__ENTRIES__
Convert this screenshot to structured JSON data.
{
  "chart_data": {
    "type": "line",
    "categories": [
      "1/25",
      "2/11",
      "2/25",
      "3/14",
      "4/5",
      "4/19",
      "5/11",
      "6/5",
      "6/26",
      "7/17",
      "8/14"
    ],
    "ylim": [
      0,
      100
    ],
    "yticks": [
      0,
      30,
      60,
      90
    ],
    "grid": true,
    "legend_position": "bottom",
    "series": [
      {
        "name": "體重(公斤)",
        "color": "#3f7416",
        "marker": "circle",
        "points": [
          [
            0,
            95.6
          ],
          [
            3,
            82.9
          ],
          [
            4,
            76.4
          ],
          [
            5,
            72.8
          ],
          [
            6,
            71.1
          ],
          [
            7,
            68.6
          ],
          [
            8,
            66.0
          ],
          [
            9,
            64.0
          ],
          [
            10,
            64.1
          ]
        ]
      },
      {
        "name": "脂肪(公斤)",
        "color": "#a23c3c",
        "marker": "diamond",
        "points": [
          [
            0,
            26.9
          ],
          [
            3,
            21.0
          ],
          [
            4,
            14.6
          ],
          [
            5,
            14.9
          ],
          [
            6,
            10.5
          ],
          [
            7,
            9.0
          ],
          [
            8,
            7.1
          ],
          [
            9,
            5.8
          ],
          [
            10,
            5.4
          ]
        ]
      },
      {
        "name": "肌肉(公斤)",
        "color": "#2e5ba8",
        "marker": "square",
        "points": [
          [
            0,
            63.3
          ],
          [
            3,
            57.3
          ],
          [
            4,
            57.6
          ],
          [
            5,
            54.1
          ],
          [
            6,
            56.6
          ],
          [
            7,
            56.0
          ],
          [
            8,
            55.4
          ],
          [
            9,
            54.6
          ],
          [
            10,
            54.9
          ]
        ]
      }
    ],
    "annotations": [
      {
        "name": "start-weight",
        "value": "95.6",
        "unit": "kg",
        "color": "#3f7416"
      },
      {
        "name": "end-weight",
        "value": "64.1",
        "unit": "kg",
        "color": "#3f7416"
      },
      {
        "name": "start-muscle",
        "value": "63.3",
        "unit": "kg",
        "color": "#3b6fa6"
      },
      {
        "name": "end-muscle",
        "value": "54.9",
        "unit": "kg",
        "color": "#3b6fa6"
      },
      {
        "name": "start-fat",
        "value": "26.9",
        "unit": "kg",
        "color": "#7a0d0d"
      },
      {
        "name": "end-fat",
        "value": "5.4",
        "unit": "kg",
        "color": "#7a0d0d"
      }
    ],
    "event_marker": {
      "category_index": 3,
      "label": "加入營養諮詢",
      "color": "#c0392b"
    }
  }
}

__PROBLEM DETAILS__
Find every line in the records above that holds the word "name", and copy each one.

__ANSWER BELOW__
        "name": "體重(公斤)",
        "name": "脂肪(公斤)",
        "name": "肌肉(公斤)",
        "name": "start-weight",
        "name": "end-weight",
        "name": "start-muscle",
        "name": "end-muscle",
        "name": "start-fat",
        "name": "end-fat",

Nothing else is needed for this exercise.